Records from a collection of figures
_ _ _ _ _

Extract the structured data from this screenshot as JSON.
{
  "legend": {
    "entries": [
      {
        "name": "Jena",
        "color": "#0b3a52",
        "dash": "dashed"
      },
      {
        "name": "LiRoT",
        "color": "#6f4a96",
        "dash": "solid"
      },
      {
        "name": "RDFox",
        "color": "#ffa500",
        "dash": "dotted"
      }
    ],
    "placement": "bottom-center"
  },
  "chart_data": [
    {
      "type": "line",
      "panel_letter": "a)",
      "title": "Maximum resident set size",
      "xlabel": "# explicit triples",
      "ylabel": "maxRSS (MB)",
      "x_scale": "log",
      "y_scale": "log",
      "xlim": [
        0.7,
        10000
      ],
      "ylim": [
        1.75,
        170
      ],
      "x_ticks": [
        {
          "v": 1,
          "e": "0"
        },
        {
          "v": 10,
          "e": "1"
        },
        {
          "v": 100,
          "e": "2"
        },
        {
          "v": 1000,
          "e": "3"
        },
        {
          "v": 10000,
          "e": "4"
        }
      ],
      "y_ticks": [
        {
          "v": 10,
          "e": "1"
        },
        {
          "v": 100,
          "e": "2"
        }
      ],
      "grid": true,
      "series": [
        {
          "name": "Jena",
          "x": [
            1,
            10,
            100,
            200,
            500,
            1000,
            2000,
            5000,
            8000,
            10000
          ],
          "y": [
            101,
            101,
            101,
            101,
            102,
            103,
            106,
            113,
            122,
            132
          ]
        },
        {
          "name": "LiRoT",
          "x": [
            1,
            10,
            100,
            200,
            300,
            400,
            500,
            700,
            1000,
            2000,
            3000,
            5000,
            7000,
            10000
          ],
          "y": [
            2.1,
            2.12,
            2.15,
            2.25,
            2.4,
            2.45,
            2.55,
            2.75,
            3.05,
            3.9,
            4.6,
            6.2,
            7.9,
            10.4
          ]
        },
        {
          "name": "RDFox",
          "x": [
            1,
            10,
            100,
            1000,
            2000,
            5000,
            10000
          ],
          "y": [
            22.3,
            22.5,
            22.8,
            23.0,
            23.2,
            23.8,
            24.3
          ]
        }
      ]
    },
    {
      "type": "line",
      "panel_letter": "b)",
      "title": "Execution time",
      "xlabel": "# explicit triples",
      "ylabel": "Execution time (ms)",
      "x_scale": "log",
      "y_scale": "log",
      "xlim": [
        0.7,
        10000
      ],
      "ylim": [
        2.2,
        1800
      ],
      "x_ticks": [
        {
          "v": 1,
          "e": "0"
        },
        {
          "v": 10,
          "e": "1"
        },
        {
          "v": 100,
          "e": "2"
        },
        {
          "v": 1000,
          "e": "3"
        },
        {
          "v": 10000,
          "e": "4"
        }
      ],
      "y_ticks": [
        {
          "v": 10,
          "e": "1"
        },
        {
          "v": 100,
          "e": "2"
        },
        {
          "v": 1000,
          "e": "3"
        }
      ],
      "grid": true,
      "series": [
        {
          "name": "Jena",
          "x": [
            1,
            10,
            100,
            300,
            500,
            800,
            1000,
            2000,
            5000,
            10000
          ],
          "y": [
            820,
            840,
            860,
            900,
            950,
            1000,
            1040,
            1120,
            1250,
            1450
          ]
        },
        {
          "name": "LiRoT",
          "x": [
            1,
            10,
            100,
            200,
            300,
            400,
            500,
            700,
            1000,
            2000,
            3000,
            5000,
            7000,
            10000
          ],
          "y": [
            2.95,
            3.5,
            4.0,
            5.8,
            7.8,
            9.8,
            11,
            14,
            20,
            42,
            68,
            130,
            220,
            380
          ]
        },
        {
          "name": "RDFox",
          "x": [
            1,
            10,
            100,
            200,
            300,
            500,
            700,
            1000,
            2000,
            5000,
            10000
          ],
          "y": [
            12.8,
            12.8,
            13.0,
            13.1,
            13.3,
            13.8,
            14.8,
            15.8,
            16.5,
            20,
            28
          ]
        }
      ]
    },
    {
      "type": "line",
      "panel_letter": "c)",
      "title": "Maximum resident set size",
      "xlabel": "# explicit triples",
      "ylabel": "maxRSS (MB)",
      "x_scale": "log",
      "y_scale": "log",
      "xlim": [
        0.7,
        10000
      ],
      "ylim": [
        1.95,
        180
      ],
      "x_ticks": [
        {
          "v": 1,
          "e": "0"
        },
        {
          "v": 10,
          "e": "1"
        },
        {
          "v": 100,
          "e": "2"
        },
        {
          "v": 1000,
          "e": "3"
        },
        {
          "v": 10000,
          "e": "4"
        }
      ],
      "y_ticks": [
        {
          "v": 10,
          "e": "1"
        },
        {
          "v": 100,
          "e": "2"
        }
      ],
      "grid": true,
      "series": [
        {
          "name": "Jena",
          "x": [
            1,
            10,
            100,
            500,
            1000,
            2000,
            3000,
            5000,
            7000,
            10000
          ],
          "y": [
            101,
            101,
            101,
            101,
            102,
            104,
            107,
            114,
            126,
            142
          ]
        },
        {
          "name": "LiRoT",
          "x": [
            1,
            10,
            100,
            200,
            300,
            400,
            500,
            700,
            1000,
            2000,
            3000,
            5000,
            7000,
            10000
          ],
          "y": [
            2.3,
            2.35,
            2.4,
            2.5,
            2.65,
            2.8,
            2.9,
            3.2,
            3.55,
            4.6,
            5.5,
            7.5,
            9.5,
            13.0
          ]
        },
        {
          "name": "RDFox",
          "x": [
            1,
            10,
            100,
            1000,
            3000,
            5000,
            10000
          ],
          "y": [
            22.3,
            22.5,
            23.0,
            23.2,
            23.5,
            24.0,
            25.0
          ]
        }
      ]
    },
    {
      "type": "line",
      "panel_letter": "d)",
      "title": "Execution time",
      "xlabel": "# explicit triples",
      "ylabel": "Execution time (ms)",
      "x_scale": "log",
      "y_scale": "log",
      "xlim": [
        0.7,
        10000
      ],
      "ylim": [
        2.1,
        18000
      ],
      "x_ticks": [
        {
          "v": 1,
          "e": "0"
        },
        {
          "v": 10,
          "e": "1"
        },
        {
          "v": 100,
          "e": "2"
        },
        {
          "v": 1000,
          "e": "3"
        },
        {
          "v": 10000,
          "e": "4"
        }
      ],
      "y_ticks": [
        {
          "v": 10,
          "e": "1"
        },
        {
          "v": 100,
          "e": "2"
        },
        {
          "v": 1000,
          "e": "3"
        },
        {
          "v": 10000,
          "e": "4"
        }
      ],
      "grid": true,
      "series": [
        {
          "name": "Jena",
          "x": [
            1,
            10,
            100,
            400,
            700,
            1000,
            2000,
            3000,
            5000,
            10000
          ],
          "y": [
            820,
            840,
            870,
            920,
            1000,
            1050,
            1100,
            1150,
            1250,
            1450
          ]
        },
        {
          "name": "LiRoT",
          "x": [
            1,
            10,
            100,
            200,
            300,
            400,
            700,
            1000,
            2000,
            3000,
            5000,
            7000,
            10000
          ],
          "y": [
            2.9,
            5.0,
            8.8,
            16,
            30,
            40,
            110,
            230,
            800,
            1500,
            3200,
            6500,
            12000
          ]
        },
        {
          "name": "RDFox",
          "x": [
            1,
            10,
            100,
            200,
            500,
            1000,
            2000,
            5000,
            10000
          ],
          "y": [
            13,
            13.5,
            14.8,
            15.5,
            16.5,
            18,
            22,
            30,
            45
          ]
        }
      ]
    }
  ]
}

_ _ _ _ _

What to work on: Go through the data and return every record exactly.

Written reply:
Extract the structured data from this screenshot as JSON.
{
  "legend": {
    "entries": [
      {
        "name": "Jena",
        "color": "#0b3a52",
        "dash": "dashed"
      },
      {
        "name": "LiRoT",
        "color": "#6f4a96",
        "dash": "solid"
      },
      {
        "name": "RDFox",
        "color": "#ffa500",
        "dash": "dotted"
      }
    ],
    "placement": "bottom-center"
  },
  "chart_data": [
    {
      "type": "line",
      "panel_letter": "a)",
      "title": "Maximum resident set size",
      "xlabel": "# explicit triples",
      "ylabel": "maxRSS (MB)",
      "x_scale": "log",
      "y_scale": "log",
      "xlim": [
        0.7,
        10000
      ],
      "ylim": [
        1.75,
        170
      ],
      "x_ticks": [
        {
          "v": 1,
          "e": "0"
        },
        {
          "v": 10,
          "e": "1"
        },
        {
          "v": 100,
          "e": "2"
        },
        {
          "v": 1000,
          "e": "3"
        },
        {
          "v": 10000,
          "e": "4"
        }
      ],
      "y_ticks": [
        {
          "v": 10,
          "e": "1"
        },
        {
          "v": 100,
          "e": "2"
        }
      ],
      "grid": true,
      "series": [
        {
          "name": "Jena",
          "x": [
            1,
            10,
            100,
            200,
            500,
            1000,
            2000,
            5000,
            8000,
            10000
          ],
          "y": [
            101,
            101,
            101,
            101,
            102,
            103,
            106,
            113,
            122,
            132
          ]
        },
        {
          "name": "LiRoT",
          "x": [
            1,
            10,
            100,
            200,
            300,
            400,
            500,
            700,
            1000,
            2000,
            3000,
            5000,
            7000,
            10000
          ],
          "y": [
            2.1,
            2.12,
            2.15,
            2.25,
            2.4,
            2.45,
            2.55,
            2.75,
            3.05,
            3.9,
            4.6,
            6.2,
            7.9,
            10.4
          ]
        },
        {
          "name": "RDFox",
          "x": [
            1,
            10,
            100,
            1000,
            2000,
            5000,
            10000
          ],
          "y": [
            22.3,
            22.5,
            22.8,
            23.0,
            23.2,
            23.8,
            24.3
          ]
        }
      ]
    },
    {
      "type": "line",
      "panel_letter": "b)",
      "title": "Execution time",
      "xlabel": "# explicit triples",
      "ylabel": "Execution time (ms)",
      "x_scale": "log",
      "y_scale": "log",
      "xlim": [
        0.7,
        10000
      ],
      "ylim": [
        2.2,
        1800
      ],
      "x_ticks": [
        {
          "v": 1,
          "e": "0"
        },
        {
          "v": 10,
          "e": "1"
        },
        {
          "v": 100,
          "e": "2"
        },
        {
          "v": 1000,
          "e": "3"
        },
        {
          "v": 10000,
          "e": "4"
        }
      ],
      "y_ticks": [
        {
          "v": 10,
          "e": "1"
        },
        {
          "v": 100,
          "e": "2"
        },
        {
          "v": 1000,
          "e": "3"
        }
      ],
      "grid": true,
      "series": [
        {
          "name": "Jena",
          "x": [
            1,
            10,
            100,
            300,
            500,
            800,
            1000,
            2000,
            5000,
            10000
          ],
          "y": [
            820,
            840,
            860,
            900,
            950,
            1000,
            1040,
            1120,
            1250,
            1450
          ]
        },
        {
          "name": "LiRoT",
          "x": [
            1,
            10,
            100,
            200,
            300,
            400,
            500,
            700,
            1000,
            2000,
            3000,
            5000,
            7000,
            10000
          ],
          "y": [
            2.95,
            3.5,
            4.0,
            5.8,
            7.8,
            9.8,
            11,
            14,
            20,
            42,
            68,
            130,
            220,
            380
          ]
        },
        {
          "name": "RDFox",
          "x": [
            1,
            10,
            100,
            200,
            300,
            500,
            700,
            1000,
            2000,
            5000,
            10000
          ],
          "y": [
            12.8,
            12.8,
            13.0,
            13.1,
            13.3,
            13.8,
            14.8,
            15.8,
            16.5,
            20,
            28
          ]
        }
      ]
    },
    {
      "type": "line",
      "panel_letter": "c)",
      "title": "Maximum resident set size",
      "xlabel": "# explicit triples",
      "ylabel": "maxRSS (MB)",
      "x_scale": "log",
      "y_scale": "log",
      "xlim": [
        0.7,
        10000
      ],
      "ylim": [
        1.95,
        180
      ],
      "x_ticks": [
        {
          "v": 1,
          "e": "0"
        },
        {
          "v": 10,
          "e": "1"
        },
        {
          "v": 100,
          "e": "2"
        },
        {
          "v": 1000,
          "e": "3"
        },
        {
          "v": 10000,
          "e": "4"
        }
      ],
      "y_ticks": [
        {
          "v": 10,
          "e": "1"
        },
        {
          "v": 100,
          "e": "2"
        }
      ],
      "grid": true,
      "series": [
        {
          "name": "Jena",
          "x": [
            1,
            10,
            100,
            500,
            1000,
            2000,
            3000,
            5000,
            7000,
            10000
          ],
          "y": [
            101,
            101,
            101,
            101,
            102,
            104,
            107,
            114,
            126,
            142
          ]
        },
        {
          "name": "LiRoT",
          "x": [
            1,
            10,
            100,
            200,
            300,
            400,
            500,
            700,
            1000,
            2000,
            3000,
            5000,
            7000,
            10000
          ],
          "y": [
            2.3,
            2.35,
            2.4,
            2.5,
            2.65,
            2.8,
            2.9,
            3.2,
            3.55,
            4.6,
            5.5,
            7.5,
            9.5,
            13.0
          ]
        },
        {
          "name": "RDFox",
          "x": [
            1,
            10,
            100,
            1000,
            3000,
            5000,
            10000
          ],
          "y": [
            22.3,
            22.5,
            23.0,
            23.2,
            23.5,
            24.0,
            25.0
          ]
        }
      ]
    },
    {
      "type": "line",
      "panel_letter": "d)",
      "title": "Execution time",
      "xlabel": "# explicit triples",
      "ylabel": "Execution time (ms)",
      "x_scale": "log",
      "y_scale": "log",
      "xlim": [
        0.7,
        10000
      ],
      "ylim": [
        2.1,
        18000
      ],
      "x_ticks": [
        {
          "v": 1,
          "e": "0"
        },
        {
          "v": 10,
          "e": "1"
        },
        {
          "v": 100,
          "e": "2"
        },
        {
          "v": 1000,
          "e": "3"
        },
        {
          "v": 10000,
          "e": "4"
        }
      ],
      "y_ticks": [
        {
          "v": 10,
          "e": "1"
        },
        {
          "v": 100,
          "e": "2"
        },
        {
          "v": 1000,
          "e": "3"
        },
        {
          "v": 10000,
          "e": "4"
        }
      ],
      "grid": true,
      "series": [
        {
          "name": "Jena",
          "x": [
            1,
            10,
            100,
            400,
            700,
            1000,
            2000,
            3000,
            5000,
            10000
          ],
          "y": [
            820,
            840,
            870,
            920,
            1000,
            1050,
            1100,
            1150,
            1250,
            1450
          ]
        },
        {
          "name": "LiRoT",
          "x": [
            1,
            10,
            100,
            200,
            300,
            400,
            700,
            1000,
            2000,
            3000,
            5000,
            7000,
            10000
          ],
          "y": [
            2.9,
            5.0,
            8.8,
            16,
            30,
            40,
            110,
            230,
            800,
            1500,
            3200,
            6500,
            12000
          ]
        },
        {
          "name": "RDFox",
          "x": [
            1,
            10,
            100,
            200,
            500,
            1000,
            2000,
            5000,
            10000
          ],
          "y": [
            13,
            13.5,
            14.8,
            15.5,
            16.5,
            18,
            22,
            30,
            45
          ]
        }
      ]
    }
  ]
}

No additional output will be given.